(Collection entries)
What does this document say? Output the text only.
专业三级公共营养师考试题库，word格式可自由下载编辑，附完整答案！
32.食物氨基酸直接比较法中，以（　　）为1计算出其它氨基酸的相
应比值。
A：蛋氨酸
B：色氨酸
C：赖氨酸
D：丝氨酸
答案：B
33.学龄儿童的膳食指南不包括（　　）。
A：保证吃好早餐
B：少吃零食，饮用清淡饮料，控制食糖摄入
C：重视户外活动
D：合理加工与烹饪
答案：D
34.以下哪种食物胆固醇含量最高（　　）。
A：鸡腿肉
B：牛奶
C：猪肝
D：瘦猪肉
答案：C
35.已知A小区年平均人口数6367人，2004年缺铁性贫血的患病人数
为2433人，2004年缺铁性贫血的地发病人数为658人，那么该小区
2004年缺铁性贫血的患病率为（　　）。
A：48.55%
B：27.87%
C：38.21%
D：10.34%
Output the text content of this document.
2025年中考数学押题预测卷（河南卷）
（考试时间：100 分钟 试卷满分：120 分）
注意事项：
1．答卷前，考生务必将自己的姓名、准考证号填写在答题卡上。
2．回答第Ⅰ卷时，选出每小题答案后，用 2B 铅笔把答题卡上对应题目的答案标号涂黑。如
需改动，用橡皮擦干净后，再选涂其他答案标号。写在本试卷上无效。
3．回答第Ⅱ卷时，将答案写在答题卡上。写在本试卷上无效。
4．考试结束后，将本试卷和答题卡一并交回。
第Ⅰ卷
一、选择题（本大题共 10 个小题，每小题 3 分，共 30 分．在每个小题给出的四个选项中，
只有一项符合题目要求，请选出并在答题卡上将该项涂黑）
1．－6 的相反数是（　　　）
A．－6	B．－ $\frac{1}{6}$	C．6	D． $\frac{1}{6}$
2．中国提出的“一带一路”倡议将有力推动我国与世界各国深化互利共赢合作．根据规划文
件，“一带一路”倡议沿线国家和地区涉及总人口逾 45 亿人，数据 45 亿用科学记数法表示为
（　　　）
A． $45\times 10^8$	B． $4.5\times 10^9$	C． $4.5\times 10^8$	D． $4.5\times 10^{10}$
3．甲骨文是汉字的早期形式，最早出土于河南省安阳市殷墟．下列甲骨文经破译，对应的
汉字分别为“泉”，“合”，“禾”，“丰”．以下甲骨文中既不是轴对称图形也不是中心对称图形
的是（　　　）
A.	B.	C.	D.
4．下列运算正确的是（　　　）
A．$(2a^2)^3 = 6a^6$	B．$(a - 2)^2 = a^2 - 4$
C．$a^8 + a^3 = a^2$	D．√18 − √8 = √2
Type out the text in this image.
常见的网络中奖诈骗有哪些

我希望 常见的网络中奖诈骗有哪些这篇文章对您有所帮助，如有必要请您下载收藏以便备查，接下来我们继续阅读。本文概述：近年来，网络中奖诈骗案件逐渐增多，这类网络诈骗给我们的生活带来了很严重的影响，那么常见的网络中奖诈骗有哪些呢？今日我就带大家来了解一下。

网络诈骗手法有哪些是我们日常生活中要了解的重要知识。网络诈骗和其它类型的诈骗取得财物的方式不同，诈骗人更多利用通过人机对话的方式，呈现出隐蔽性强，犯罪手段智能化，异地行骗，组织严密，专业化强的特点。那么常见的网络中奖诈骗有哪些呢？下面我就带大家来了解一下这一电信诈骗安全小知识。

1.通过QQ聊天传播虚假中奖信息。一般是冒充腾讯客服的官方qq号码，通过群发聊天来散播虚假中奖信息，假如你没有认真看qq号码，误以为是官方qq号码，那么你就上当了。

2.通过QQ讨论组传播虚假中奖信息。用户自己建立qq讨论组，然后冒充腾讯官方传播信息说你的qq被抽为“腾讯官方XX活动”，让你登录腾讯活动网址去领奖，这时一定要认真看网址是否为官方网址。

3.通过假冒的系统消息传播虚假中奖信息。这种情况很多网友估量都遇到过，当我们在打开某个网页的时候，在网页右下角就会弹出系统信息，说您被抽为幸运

- _Objective_
What do the records say? Quote them all exactly.

- _Finished answer_
What does this document say? Output the text only.
专业三级公共营养师考试题库，word格式可自由下载编辑，附完整答案！
32.食物氨基酸直接比较法中，以（　　）为1计算出其它氨基酸的相
应比值。
A：蛋氨酸
B：色氨酸
C：赖氨酸
D：丝氨酸
答案：B
33.学龄儿童的膳食指南不包括（　　）。
A：保证吃好早餐
B：少吃零食，饮用清淡饮料，控制食糖摄入
C：重视户外活动
D：合理加工与烹饪
答案：D
34.以下哪种食物胆固醇含量最高（　　）。
A：鸡腿肉
B：牛奶
C：猪肝
D：瘦猪肉
答案：C
35.已知A小区年平均人口数6367人，2004年缺铁性贫血的患病人数
为2433人，2004年缺铁性贫血的地发病人数为658人，那么该小区
2004年缺铁性贫血的患病率为（　　）。
A：48.55%
B：27.87%
C：38.21%
D：10.34%
Output the text content of this document.
2025年中考数学押题预测卷（河南卷）
（考试时间：100 分钟 试卷满分：120 分）
注意事项：
1．答卷前，考生务必将自己的姓名、准考证号填写在答题卡上。
2．回答第Ⅰ卷时，选出每小题答案后，用 2B 铅笔把答题卡上对应题目的答案标号涂黑。如
需改动，用橡皮擦干净后，再选涂其他答案标号。写在本试卷上无效。
3．回答第Ⅱ卷时，将答案写在答题卡上。写在本试卷上无效。
4．考试结束后，将本试卷和答题卡一并交回。
第Ⅰ卷
一、选择题（本大题共 10 个小题，每小题 3 分，共 30 分．在每个小题给出的四个选项中，
只有一项符合题目要求，请选出并在答题卡上将该项涂黑）
1．－6 的相反数是（　　　）
A．－6	B．－ $\frac{1}{6}$	C．6	D． $\frac{1}{6}$
2．中国提出的“一带一路”倡议将有力推动我国与世界各国深化互利共赢合作．根据规划文
件，“一带一路”倡议沿线国家和地区涉及总人口逾 45 亿人，数据 45 亿用科学记数法表示为
（　　　）
A． $45\times 10^8$	B． $4.5\times 10^9$	C． $4.5\times 10^8$	D． $4.5\times 10^{10}$
3．甲骨文是汉字的早期形式，最早出土于河南省安阳市殷墟．下列甲骨文经破译，对应的
汉字分别为“泉”，“合”，“禾”，“丰”．以下甲骨文中既不是轴对称图形也不是中心对称图形
的是（　　　）
A.	B.	C.	D.
4．下列运算正确的是（　　　）
A．$(2a^2)^3 = 6a^6$	B．$(a - 2)^2 = a^2 - 4$
C．$a^8 + a^3 = a^2$	D．√18 − √8 = √2
Type out the text in this image.
常见的网络中奖诈骗有哪些

我希望 常见的网络中奖诈骗有哪些这篇文章对您有所帮助，如有必要请您下载收藏以便备查，接下来我们继续阅读。本文概述：近年来，网络中奖诈骗案件逐渐增多，这类网络诈骗给我们的生活带来了很严重的影响，那么常见的网络中奖诈骗有哪些呢？今日我就带大家来了解一下。

网络诈骗手法有哪些是我们日常生活中要了解的重要知识。网络诈骗和其它类型的诈骗取得财物的方式不同，诈骗人更多利用通过人机对话的方式，呈现出隐蔽性强，犯罪手段智能化，异地行骗，组织严密，专业化强的特点。那么常见的网络中奖诈骗有哪些呢？下面我就带大家来了解一下这一电信诈骗安全小知识。

1.通过QQ聊天传播虚假中奖信息。一般是冒充腾讯客服的官方qq号码，通过群发聊天来散播虚假中奖信息，假如你没有认真看qq号码，误以为是官方qq号码，那么你就上当了。

2.通过QQ讨论组传播虚假中奖信息。用户自己建立qq讨论组，然后冒充腾讯官方传播信息说你的qq被抽为“腾讯官方XX活动”，让你登录腾讯活动网址去领奖，这时一定要认真看网址是否为官方网址。

3.通过假冒的系统消息传播虚假中奖信息。这种情况很多网友估量都遇到过，当我们在打开某个网页的时候，在网页右下角就会弹出系统信息，说您被抽为幸运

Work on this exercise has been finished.